Your task is to print the material below exactly as presented.

** BEGIN Provided records **

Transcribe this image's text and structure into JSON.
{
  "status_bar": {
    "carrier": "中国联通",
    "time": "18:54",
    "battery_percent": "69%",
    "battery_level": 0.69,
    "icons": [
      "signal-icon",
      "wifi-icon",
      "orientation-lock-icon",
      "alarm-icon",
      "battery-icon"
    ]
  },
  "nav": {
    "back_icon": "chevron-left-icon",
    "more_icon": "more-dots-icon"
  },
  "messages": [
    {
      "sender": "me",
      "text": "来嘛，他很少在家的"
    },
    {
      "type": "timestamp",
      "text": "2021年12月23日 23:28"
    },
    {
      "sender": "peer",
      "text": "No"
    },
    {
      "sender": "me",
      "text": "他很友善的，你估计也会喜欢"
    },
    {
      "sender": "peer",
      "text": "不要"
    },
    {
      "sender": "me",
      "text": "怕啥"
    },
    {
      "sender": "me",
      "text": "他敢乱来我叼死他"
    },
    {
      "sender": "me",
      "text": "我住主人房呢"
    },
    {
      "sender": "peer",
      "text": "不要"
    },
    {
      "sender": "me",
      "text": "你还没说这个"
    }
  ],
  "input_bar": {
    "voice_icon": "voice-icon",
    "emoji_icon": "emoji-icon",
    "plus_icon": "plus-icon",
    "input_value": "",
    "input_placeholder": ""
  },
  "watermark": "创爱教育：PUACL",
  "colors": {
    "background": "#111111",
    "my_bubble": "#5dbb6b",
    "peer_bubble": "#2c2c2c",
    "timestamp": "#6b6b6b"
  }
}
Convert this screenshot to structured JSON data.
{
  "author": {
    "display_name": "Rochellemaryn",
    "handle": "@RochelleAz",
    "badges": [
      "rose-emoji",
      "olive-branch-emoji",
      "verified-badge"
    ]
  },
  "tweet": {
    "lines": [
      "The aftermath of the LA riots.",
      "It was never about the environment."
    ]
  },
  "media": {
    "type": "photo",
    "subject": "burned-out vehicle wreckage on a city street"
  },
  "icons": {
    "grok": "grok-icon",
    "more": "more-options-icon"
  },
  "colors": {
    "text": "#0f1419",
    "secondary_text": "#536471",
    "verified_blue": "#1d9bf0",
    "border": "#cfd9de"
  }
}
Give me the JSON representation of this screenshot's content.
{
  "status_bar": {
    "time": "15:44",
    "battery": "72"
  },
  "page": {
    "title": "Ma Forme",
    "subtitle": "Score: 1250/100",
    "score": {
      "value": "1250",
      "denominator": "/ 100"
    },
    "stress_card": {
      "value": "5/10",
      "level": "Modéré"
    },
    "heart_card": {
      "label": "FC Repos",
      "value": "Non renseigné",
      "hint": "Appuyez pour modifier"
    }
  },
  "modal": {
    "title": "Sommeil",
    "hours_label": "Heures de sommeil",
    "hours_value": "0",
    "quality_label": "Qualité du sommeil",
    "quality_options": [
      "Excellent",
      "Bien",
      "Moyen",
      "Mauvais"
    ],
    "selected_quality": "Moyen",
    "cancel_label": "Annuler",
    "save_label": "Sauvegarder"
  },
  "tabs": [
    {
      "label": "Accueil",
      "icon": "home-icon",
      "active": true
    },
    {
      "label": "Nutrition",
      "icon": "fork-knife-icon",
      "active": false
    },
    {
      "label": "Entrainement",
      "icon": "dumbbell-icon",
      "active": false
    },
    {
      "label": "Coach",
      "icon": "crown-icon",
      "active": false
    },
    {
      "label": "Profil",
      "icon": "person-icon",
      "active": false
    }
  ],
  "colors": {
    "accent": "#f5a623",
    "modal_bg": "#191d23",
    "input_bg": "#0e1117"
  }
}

** END Provided records **

Task response:
Transcribe this image's text and structure into JSON.
{
  "status_bar": {
    "carrier": "中国联通",
    "time": "18:54",
    "battery_percent": "69%",
    "battery_level": 0.69,
    "icons": [
      "signal-icon",
      "wifi-icon",
      "orientation-lock-icon",
      "alarm-icon",
      "battery-icon"
    ]
  },
  "nav": {
    "back_icon": "chevron-left-icon",
    "more_icon": "more-dots-icon"
  },
  "messages": [
    {
      "sender": "me",
      "text": "来嘛，他很少在家的"
    },
    {
      "type": "timestamp",
      "text": "2021年12月23日 23:28"
    },
    {
      "sender": "peer",
      "text": "No"
    },
    {
      "sender": "me",
      "text": "他很友善的，你估计也会喜欢"
    },
    {
      "sender": "peer",
      "text": "不要"
    },
    {
      "sender": "me",
      "text": "怕啥"
    },
    {
      "sender": "me",
      "text": "他敢乱来我叼死他"
    },
    {
      "sender": "me",
      "text": "我住主人房呢"
    },
    {
      "sender": "peer",
      "text": "不要"
    },
    {
      "sender": "me",
      "text": "你还没说这个"
    }
  ],
  "input_bar": {
    "voice_icon": "voice-icon",
    "emoji_icon": "emoji-icon",
    "plus_icon": "plus-icon",
    "input_value": "",
    "input_placeholder": ""
  },
  "watermark": "创爱教育：PUACL",
  "colors": {
    "background": "#111111",
    "my_bubble": "#5dbb6b",
    "peer_bubble": "#2c2c2c",
    "timestamp": "#6b6b6b"
  }
}
Convert this screenshot to structured JSON data.
{
  "author": {
    "display_name": "Rochellemaryn",
    "handle": "@RochelleAz",
    "badges": [
      "rose-emoji",
      "olive-branch-emoji",
      "verified-badge"
    ]
  },
  "tweet": {
    "lines": [
      "The aftermath of the LA riots.",
      "It was never about the environment."
    ]
  },
  "media": {
    "type": "photo",
    "subject": "burned-out vehicle wreckage on a city street"
  },
  "icons": {
    "grok": "grok-icon",
    "more": "more-options-icon"
  },
  "colors": {
    "text": "#0f1419",
    "secondary_text": "#536471",
    "verified_blue": "#1d9bf0",
    "border": "#cfd9de"
  }
}
Give me the JSON representation of this screenshot's content.
{
  "status_bar": {
    "time": "15:44",
    "battery": "72"
  },
  "page": {
    "title": "Ma Forme",
    "subtitle": "Score: 1250/100",
    "score": {
      "value": "1250",
      "denominator": "/ 100"
    },
    "stress_card": {
      "value": "5/10",
      "level": "Modéré"
    },
    "heart_card": {
      "label": "FC Repos",
      "value": "Non renseigné",
      "hint": "Appuyez pour modifier"
    }
  },
  "modal": {
    "title": "Sommeil",
    "hours_label": "Heures de sommeil",
    "hours_value": "0",
    "quality_label": "Qualité du sommeil",
    "quality_options": [
      "Excellent",
      "Bien",
      "Moyen",
      "Mauvais"
    ],
    "selected_quality": "Moyen",
    "cancel_label": "Annuler",
    "save_label": "Sauvegarder"
  },
  "tabs": [
    {
      "label": "Accueil",
      "icon": "home-icon",
      "active": true
    },
    {
      "label": "Nutrition",
      "icon": "fork-knife-icon",
      "active": false
    },
    {
      "label": "Entrainement",
      "icon": "dumbbell-icon",
      "active": false
    },
    {
      "label": "Coach",
      "icon": "crown-icon",
      "active": false
    },
    {
      "label": "Profil",
      "icon": "person-icon",
      "active": false
    }
  ],
  "colors": {
    "accent": "#f5a623",
    "modal_bg": "#191d23",
    "input_bg": "#0e1117"
  }
}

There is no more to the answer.